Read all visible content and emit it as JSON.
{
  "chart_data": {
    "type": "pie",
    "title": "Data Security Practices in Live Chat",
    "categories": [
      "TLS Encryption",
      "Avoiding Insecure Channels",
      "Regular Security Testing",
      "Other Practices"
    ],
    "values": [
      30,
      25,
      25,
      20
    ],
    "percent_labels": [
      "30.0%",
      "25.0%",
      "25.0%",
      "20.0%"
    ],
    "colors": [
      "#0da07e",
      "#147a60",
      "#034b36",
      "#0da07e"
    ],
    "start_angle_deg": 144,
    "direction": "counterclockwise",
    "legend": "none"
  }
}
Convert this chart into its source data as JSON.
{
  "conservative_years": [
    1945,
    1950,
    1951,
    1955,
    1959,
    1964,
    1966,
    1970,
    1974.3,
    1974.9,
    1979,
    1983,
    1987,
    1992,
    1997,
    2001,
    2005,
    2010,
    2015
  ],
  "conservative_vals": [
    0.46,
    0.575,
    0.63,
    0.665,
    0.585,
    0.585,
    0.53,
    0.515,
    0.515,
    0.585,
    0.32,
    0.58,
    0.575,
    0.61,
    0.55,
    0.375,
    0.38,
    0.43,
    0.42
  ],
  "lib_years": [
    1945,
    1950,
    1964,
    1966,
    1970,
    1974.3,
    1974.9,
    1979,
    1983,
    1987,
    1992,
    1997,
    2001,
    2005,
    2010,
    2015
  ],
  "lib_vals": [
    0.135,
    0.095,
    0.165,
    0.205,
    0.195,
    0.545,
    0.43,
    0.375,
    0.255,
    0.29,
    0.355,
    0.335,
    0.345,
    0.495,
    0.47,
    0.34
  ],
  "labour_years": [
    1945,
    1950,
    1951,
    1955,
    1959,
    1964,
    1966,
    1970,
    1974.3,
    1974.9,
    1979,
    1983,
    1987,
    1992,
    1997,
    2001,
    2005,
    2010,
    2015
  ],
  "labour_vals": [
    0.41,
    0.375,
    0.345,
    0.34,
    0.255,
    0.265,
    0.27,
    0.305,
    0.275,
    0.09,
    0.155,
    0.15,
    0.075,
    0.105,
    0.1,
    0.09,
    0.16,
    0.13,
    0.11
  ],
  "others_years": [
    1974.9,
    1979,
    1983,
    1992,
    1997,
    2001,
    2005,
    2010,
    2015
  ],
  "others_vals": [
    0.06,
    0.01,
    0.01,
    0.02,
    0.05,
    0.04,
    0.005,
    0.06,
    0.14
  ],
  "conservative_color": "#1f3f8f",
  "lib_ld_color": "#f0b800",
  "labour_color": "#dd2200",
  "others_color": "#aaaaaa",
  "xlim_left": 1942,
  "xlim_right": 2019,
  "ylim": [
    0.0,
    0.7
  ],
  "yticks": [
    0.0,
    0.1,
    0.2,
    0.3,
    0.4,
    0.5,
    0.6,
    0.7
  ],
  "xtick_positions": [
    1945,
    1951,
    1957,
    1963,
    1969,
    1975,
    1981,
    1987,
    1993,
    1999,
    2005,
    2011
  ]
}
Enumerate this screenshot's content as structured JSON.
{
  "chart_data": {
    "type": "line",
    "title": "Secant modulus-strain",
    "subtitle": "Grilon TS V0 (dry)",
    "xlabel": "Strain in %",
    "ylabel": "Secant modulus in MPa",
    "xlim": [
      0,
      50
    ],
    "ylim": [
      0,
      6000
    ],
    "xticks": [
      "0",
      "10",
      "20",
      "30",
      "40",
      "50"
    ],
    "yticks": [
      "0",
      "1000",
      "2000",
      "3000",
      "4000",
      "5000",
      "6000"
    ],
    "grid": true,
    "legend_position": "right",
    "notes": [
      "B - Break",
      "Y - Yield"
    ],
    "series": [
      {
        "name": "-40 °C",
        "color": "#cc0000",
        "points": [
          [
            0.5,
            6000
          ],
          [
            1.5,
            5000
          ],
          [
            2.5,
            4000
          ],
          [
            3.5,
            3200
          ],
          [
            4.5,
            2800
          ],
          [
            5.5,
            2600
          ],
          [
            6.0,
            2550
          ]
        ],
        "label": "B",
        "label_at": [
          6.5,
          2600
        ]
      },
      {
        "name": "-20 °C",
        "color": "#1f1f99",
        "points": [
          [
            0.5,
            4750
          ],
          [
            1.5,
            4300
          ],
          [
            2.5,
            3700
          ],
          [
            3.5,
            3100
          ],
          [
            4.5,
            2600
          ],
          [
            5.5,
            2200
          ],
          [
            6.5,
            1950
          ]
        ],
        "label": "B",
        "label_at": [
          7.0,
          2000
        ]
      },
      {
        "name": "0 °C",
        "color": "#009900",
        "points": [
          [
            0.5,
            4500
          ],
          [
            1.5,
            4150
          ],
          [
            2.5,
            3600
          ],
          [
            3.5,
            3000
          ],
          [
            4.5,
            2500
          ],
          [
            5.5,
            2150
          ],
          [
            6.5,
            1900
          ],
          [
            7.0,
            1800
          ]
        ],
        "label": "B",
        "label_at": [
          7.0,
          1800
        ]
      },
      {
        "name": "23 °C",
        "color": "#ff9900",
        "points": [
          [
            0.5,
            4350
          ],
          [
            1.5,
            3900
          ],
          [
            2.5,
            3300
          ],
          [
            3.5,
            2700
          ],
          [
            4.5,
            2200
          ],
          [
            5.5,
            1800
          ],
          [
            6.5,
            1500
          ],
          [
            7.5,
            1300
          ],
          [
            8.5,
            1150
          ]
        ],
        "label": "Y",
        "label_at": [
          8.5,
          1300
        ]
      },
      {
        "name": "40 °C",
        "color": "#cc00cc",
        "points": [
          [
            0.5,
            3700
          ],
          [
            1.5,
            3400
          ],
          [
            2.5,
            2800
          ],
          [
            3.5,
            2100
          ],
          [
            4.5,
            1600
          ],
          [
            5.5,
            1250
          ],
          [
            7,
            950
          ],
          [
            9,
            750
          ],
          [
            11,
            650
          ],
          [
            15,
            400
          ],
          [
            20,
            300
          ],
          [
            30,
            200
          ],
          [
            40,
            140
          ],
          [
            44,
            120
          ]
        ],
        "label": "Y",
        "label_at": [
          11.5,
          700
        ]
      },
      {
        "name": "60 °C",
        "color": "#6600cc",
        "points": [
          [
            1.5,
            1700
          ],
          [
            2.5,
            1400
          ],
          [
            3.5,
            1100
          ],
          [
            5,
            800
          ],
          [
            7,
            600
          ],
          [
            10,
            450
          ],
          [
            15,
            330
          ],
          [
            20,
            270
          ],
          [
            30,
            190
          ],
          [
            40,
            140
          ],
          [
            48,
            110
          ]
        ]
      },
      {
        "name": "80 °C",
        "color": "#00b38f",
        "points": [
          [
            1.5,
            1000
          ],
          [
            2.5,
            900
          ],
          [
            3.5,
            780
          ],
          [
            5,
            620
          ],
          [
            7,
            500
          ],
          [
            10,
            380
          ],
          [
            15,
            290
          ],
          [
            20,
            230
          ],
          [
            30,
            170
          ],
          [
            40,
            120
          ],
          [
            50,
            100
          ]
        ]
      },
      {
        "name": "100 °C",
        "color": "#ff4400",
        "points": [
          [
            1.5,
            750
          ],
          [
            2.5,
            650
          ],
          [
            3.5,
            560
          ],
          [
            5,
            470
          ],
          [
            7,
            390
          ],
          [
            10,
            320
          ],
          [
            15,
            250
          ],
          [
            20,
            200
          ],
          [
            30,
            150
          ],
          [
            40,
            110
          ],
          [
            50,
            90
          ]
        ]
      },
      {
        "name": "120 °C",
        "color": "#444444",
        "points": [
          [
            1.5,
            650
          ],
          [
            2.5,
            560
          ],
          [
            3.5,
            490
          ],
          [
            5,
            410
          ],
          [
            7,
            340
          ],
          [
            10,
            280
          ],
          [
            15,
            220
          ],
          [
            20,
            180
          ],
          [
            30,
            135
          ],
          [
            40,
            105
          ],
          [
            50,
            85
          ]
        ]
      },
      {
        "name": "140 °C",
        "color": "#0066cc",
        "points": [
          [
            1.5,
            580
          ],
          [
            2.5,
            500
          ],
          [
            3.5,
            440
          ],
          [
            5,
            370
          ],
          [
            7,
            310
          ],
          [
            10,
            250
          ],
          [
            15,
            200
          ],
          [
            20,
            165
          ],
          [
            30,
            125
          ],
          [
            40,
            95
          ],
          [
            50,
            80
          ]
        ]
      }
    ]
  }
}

+++

Required work: Return each line of the data that contains the string "Secant".

Solution for this problem:
    "title": "Secant modulus-strain",
    "ylabel": "Secant modulus in MPa",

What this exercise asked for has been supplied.